***** EXTRACT *****
If a company cannot break loose their intellectual property and repurpose it to sell to the bottom of their current corporate consumer pyramid, why do they expect to succeed in selling into emerging markets where even the basic assumptions of the product could be wrong?

Transformative Value

How the consumer perceives and utilizes a product and then how the consumer subsequently values the deployed product determines whether the product is merely competitive with existing products or is innovative to some degree. This could be summarized as a product’s “transformative value” or “transformative impact.” In other words, how much does the new product transform the consumer’s life or business?

If you go to an Internet search engine and enter “wacky patents,” you will discover the true breadth of human ingenuity for creating inventions with little or no transformative value, like the “Bird Diaper” for use with un-caged birds (U.S. Patent # 5934226) or the “Spider Ladder” that will provide spiders a means of escape from a bathtub (U.K. Patent #2272154).

I seriously doubt that the inventors of these and other seemingly wacky patents felt that they were bizarre, niche inventions. They were confident they “Had a winner!” Otherwise, they would not have gone to all the trouble, spent all the time, and invested all the money of filing a patent. I am also confident that they did not think a great deal about the size of the market for their inventions or the transformative value to those markets. After all, how many people would want to let spiders escape from the bathtub to roam the house again?

A consumer or enterprise will have very specific reasons for considering whether a particular product is worthy of their money. The perceived value of a product can be impacted by many factors including:

  • Cost of the product. Lower cost expected for most products but higher cost accepted and maybe expected for luxury products.
  • Quality of the product. Are you getting the quality you are paying for?
  • Aesthetic properties of the product (color, smell, taste). Does the cheaper version taste like cardboard?
  • Quantity of the product. Will you ever use all of it?
  • Reliability of the product. Will it do the job it is purchased for?
  • Ease of use of the product. Are the instructions in a bizarre, compressed language and where is “slot A’?
  • Flexibility of the product. Can the product be used in multiple roles or situations?
*****
*WORK REQUIRED:* Copy out the entire passage above on a product's transformative value, word for word.
***** LISTED RECORDS *****
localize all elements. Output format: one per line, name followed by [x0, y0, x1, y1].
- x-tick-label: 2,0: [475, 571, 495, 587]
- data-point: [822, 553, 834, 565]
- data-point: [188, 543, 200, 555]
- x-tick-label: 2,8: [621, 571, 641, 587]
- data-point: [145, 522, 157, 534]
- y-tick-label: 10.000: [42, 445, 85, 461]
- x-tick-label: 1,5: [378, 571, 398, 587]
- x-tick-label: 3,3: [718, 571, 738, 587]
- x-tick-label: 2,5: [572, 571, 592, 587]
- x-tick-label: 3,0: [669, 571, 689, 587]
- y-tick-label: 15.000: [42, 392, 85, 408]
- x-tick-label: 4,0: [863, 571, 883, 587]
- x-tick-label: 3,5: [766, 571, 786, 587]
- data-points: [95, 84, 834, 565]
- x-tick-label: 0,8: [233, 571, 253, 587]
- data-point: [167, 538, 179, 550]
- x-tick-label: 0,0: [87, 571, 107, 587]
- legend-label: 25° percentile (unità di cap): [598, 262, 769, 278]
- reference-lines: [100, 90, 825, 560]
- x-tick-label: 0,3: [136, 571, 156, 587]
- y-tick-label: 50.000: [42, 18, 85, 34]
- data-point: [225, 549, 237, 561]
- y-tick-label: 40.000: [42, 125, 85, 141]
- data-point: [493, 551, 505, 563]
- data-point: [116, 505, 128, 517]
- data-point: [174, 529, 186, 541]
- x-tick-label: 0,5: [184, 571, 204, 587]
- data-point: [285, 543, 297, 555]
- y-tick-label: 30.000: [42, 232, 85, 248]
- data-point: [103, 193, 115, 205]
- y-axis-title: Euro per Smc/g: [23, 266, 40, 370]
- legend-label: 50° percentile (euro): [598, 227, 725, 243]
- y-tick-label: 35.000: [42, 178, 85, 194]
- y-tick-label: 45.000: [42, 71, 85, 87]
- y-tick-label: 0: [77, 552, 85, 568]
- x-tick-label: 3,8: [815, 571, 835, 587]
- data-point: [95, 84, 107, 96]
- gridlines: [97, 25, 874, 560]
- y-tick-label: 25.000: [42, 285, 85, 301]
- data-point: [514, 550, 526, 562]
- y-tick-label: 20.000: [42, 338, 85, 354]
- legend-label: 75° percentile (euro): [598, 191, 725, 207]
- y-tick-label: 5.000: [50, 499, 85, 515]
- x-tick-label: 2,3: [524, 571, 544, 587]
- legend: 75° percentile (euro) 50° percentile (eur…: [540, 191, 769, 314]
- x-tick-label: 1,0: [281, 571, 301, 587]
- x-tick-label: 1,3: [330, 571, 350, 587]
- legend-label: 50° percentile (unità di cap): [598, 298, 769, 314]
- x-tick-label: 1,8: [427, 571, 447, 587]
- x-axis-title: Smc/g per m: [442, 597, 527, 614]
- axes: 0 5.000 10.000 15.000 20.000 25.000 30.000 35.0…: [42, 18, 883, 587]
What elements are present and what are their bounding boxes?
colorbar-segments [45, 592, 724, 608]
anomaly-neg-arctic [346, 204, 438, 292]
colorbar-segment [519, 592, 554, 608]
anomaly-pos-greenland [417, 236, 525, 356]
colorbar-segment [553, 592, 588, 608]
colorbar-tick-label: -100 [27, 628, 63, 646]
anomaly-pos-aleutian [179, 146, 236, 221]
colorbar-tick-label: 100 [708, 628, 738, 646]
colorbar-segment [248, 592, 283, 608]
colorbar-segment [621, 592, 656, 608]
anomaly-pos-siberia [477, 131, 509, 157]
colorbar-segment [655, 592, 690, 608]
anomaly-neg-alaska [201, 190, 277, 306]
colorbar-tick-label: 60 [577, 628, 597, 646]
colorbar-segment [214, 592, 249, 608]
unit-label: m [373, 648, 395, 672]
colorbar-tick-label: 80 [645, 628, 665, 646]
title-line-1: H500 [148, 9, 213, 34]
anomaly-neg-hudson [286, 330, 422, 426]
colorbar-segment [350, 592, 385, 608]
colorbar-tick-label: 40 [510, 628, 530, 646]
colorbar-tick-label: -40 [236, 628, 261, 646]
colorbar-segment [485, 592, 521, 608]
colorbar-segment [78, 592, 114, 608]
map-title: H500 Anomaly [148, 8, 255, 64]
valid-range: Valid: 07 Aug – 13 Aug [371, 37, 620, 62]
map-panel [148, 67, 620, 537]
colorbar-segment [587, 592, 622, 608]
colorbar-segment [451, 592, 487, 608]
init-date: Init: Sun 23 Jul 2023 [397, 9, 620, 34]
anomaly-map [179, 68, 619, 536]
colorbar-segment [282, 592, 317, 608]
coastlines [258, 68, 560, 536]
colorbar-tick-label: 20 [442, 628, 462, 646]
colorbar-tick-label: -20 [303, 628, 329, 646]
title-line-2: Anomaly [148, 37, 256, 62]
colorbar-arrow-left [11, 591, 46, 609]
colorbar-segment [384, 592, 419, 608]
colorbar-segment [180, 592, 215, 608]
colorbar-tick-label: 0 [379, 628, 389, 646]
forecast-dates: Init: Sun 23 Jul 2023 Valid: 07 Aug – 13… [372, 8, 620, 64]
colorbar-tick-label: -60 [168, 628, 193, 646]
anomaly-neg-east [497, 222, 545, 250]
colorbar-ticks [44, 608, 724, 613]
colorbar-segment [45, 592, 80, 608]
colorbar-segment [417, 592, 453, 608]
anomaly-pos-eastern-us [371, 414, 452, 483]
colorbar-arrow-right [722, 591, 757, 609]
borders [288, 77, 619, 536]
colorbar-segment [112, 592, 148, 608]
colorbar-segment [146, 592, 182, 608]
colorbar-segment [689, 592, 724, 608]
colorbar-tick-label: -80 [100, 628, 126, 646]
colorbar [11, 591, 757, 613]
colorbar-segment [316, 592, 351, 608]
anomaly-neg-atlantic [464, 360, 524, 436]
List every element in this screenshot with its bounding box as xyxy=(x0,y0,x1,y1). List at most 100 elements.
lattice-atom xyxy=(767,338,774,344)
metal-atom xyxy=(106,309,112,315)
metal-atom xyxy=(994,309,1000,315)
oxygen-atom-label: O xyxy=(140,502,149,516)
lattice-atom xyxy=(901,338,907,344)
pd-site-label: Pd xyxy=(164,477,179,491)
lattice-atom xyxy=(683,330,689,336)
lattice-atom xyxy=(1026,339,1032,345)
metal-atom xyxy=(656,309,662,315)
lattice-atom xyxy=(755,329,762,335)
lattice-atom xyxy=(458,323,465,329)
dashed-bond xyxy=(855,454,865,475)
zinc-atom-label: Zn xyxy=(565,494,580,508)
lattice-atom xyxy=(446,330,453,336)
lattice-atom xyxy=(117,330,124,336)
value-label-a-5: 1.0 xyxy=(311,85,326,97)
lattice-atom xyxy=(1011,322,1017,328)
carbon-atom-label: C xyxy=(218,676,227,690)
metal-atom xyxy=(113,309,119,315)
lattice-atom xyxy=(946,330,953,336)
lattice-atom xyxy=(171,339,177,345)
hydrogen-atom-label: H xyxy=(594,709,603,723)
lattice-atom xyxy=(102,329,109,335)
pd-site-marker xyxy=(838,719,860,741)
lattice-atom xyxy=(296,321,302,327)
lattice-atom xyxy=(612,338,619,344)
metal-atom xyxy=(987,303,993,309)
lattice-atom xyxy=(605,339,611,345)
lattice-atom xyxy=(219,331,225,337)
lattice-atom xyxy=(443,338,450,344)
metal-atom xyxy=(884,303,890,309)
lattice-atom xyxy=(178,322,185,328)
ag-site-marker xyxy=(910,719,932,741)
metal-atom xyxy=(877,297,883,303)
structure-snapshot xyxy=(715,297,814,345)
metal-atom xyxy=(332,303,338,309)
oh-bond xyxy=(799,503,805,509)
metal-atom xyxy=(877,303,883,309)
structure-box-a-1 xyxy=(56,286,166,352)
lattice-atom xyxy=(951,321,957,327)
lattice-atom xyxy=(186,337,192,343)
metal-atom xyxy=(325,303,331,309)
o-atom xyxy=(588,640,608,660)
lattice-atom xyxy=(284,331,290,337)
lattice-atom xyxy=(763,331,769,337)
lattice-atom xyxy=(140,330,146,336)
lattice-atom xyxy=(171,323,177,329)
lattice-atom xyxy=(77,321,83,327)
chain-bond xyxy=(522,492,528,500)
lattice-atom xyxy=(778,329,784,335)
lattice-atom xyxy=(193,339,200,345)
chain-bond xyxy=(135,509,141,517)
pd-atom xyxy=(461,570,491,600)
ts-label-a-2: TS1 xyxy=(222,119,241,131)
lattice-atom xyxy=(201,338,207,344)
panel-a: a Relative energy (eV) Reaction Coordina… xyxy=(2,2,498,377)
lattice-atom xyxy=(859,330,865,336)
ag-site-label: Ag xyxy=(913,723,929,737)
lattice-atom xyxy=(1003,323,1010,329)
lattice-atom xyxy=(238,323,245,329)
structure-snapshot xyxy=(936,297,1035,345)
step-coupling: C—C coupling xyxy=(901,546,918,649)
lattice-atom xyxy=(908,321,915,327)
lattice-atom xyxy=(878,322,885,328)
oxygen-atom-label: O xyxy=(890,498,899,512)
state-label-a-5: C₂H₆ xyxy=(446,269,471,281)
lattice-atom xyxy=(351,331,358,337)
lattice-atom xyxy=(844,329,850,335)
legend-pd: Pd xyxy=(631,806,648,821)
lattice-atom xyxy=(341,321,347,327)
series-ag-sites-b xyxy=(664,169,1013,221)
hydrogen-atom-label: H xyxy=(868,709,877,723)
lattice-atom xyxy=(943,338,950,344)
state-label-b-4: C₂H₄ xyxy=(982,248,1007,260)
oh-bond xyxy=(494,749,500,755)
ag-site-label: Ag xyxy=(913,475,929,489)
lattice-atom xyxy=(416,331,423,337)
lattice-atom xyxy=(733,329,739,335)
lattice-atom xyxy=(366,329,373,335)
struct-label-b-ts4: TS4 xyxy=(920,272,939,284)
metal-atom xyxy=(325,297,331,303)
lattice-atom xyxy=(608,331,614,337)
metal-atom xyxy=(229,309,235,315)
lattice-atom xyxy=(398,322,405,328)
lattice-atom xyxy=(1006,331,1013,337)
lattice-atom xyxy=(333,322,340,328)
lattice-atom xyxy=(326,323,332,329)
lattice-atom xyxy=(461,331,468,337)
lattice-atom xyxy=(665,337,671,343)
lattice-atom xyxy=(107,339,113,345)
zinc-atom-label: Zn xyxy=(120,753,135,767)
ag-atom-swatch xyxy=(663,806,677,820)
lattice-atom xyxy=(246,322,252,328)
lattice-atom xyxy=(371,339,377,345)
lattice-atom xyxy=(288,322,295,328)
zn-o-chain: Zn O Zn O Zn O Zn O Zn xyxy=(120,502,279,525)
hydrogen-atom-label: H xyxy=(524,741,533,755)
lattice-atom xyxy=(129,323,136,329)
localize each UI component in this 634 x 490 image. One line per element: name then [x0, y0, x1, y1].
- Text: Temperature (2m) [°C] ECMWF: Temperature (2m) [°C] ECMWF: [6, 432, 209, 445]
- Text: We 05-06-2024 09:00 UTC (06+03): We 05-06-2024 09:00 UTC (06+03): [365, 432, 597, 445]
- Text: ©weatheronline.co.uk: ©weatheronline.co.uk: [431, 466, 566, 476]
*****
*RESPONSE TO THE EXERCISE:*
If a company cannot break loose their intellectual property and repurpose it to sell to the bottom of their current corporate consumer pyramid, why do they expect to succeed in selling into emerging markets where even the basic assumptions of the product could be wrong?

Transformative Value

How the consumer perceives and utilizes a product and then how the consumer subsequently values the deployed product determines whether the product is merely competitive with existing products or is innovative to some degree. This could be summarized as a product’s “transformative value” or “transformative impact.” In other words, how much does the new product transform the consumer’s life or business?

If you go to an Internet search engine and enter “wacky patents,” you will discover the true breadth of human ingenuity for creating inventions with little or no transformative value, like the “Bird Diaper” for use with un-caged birds (U.S. Patent # 5934226) or the “Spider Ladder” that will provide spiders a means of escape from a bathtub (U.K. Patent #2272154).

I seriously doubt that the inventors of these and other seemingly wacky patents felt that they were bizarre, niche inventions. They were confident they “Had a winner!” Otherwise, they would not have gone to all the trouble, spent all the time, and invested all the money of filing a patent. I am also confident that they did not think a great deal about the size of the market for their inventions or the transformative value to those markets. After all, how many people would want to let spiders escape from the bathtub to roam the house again?

A consumer or enterprise will have very specific reasons for considering whether a particular product is worthy of their money. The perceived value of a product can be impacted by many factors including:

  • Cost of the product. Lower cost expected for most products but higher cost accepted and maybe expected for luxury products.
  • Quality of the product. Are you getting the quality you are paying for?
  • Aesthetic properties of the product (color, smell, taste). Does the cheaper version taste like cardboard?
  • Quantity of the product. Will you ever use all of it?
  • Reliability of the product. Will it do the job it is purchased for?
  • Ease of use of the product. Are the instructions in a bizarre, compressed language and where is “slot A’?
  • Flexibility of the product. Can the product be used in multiple roles or situations?